# [GIVEN REQUEST]
Answer with one number: the count of lines in this material that hold the word "Umbra".

-- start of DATA TO PROCESS --

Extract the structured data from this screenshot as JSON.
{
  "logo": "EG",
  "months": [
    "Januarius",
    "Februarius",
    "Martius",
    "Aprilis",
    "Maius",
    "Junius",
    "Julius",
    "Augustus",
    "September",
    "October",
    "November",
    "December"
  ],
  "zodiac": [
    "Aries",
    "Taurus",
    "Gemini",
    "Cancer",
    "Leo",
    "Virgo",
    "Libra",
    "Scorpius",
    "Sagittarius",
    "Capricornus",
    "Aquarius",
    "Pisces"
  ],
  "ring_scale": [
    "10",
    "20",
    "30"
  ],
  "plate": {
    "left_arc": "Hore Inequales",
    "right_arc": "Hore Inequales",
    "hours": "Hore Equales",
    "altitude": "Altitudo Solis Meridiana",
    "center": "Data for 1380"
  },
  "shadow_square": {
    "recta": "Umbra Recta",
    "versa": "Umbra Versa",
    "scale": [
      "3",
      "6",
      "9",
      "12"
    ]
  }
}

-- end of DATA TO PROCESS --
-- start of DATA TO PROCESS --

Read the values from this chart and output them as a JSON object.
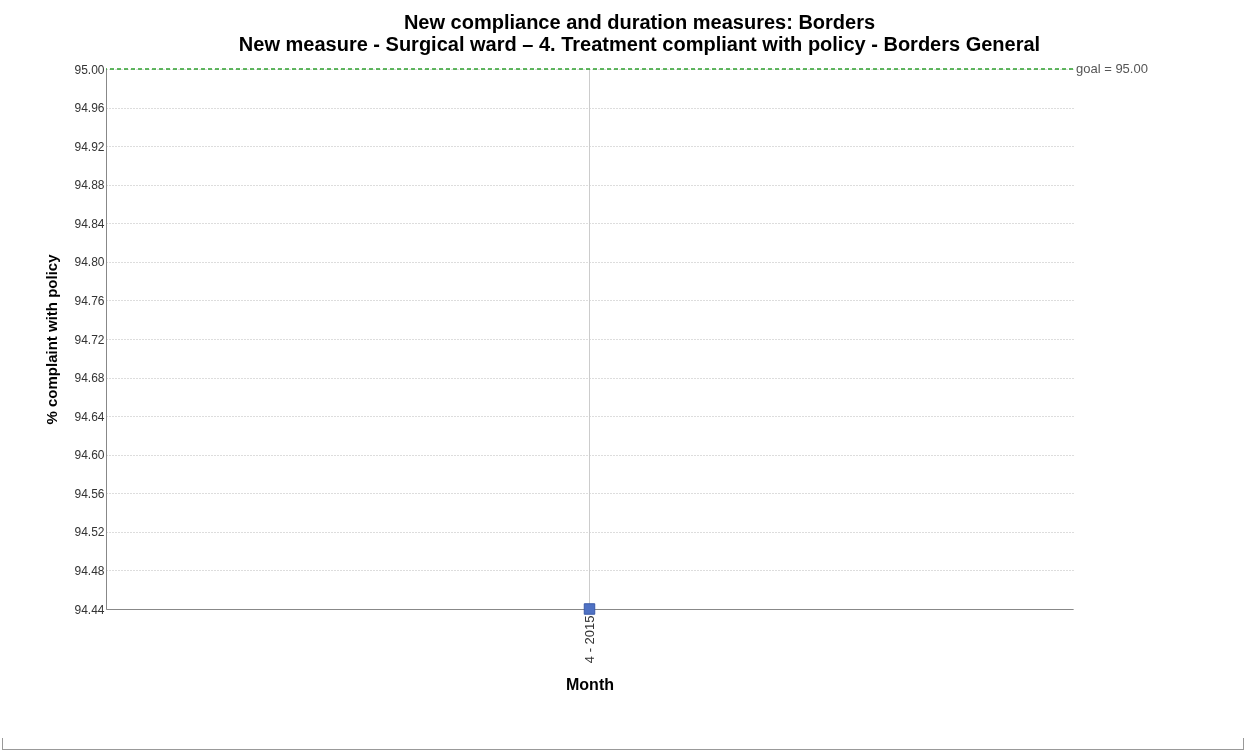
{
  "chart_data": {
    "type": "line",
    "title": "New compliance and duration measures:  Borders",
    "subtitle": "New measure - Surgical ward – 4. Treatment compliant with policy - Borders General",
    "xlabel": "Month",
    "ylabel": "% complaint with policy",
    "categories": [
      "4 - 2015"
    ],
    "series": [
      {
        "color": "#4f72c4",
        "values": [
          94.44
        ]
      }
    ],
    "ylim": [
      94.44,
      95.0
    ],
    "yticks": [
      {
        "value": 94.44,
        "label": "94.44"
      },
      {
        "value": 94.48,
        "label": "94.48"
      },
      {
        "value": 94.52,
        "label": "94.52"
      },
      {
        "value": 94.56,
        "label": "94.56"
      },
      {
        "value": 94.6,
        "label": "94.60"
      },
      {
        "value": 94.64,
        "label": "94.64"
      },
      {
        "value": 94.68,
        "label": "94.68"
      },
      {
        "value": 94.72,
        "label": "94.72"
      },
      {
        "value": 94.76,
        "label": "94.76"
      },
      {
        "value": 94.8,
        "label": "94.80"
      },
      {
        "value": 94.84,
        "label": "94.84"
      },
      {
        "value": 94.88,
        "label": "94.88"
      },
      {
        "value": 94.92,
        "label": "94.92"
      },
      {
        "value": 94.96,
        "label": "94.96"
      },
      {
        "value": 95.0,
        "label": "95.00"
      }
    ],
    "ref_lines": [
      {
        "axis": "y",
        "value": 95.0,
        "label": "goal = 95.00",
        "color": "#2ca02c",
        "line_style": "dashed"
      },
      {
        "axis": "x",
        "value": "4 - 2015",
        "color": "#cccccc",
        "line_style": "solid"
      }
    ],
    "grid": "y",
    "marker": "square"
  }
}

-- end of DATA TO PROCESS --

# [CORRECT RESPONSE]
2